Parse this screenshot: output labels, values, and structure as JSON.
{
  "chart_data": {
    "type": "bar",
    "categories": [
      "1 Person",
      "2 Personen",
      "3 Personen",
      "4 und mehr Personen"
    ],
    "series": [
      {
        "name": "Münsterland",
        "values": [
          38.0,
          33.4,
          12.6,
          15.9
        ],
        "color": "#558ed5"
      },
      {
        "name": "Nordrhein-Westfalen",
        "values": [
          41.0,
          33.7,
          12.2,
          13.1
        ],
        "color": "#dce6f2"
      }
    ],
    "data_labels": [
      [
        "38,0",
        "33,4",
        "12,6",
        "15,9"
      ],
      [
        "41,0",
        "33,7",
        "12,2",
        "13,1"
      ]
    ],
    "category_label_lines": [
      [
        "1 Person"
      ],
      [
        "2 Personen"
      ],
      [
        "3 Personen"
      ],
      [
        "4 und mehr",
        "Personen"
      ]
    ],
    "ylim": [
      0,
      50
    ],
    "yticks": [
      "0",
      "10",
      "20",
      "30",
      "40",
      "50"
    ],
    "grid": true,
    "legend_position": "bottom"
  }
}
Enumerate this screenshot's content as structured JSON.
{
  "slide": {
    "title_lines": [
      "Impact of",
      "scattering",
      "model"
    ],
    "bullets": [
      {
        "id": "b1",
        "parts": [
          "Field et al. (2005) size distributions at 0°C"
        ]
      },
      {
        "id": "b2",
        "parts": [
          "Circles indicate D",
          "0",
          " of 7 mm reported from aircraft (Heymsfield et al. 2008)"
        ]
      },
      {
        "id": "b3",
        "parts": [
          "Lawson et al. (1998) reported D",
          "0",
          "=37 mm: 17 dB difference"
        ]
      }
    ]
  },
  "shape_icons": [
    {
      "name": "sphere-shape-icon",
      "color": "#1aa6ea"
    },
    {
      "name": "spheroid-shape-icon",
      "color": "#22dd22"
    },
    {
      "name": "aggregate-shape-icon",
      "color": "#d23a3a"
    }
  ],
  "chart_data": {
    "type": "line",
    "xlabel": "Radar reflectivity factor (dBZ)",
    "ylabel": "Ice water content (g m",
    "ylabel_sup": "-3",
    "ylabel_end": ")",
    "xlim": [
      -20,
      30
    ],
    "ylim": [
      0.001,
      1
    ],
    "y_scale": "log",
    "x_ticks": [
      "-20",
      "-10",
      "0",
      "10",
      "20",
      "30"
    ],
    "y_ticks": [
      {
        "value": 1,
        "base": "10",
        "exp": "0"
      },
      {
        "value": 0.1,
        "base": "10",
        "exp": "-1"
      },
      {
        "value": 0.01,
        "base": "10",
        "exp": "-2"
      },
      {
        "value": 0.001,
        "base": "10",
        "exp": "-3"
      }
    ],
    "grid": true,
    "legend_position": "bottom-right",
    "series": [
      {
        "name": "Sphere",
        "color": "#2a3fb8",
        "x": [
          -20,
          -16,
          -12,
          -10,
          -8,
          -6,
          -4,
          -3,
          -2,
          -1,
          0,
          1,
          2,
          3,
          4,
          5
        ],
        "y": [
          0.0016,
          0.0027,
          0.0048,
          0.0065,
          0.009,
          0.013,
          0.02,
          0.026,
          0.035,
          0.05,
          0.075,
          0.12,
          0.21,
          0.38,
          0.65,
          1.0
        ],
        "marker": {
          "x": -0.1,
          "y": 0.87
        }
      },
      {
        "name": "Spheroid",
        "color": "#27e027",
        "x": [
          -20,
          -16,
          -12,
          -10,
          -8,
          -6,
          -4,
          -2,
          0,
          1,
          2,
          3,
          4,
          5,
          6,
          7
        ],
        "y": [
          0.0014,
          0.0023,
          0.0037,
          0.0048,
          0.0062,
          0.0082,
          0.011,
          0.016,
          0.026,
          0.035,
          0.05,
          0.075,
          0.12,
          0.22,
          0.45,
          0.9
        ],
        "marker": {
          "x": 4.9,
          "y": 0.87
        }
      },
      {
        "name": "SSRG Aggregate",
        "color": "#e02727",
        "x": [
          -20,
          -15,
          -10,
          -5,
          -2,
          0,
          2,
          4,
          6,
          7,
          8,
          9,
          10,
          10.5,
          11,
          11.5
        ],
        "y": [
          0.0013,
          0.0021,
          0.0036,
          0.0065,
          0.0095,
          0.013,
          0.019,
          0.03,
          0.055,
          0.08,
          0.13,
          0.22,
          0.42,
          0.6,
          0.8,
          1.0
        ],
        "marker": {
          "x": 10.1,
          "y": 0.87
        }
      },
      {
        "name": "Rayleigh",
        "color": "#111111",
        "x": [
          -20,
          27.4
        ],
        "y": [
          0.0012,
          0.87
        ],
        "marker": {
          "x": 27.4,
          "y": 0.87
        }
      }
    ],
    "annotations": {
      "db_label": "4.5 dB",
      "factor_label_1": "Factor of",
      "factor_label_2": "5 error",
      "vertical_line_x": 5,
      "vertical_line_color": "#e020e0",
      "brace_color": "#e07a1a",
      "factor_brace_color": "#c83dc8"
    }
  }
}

What is required
Extract each line from the entries above that contains the string "Personen".

Reply to the task
      "2 Personen",
      "3 Personen",
      "4 und mehr Personen"
        "2 Personen"
        "3 Personen"
        "Personen"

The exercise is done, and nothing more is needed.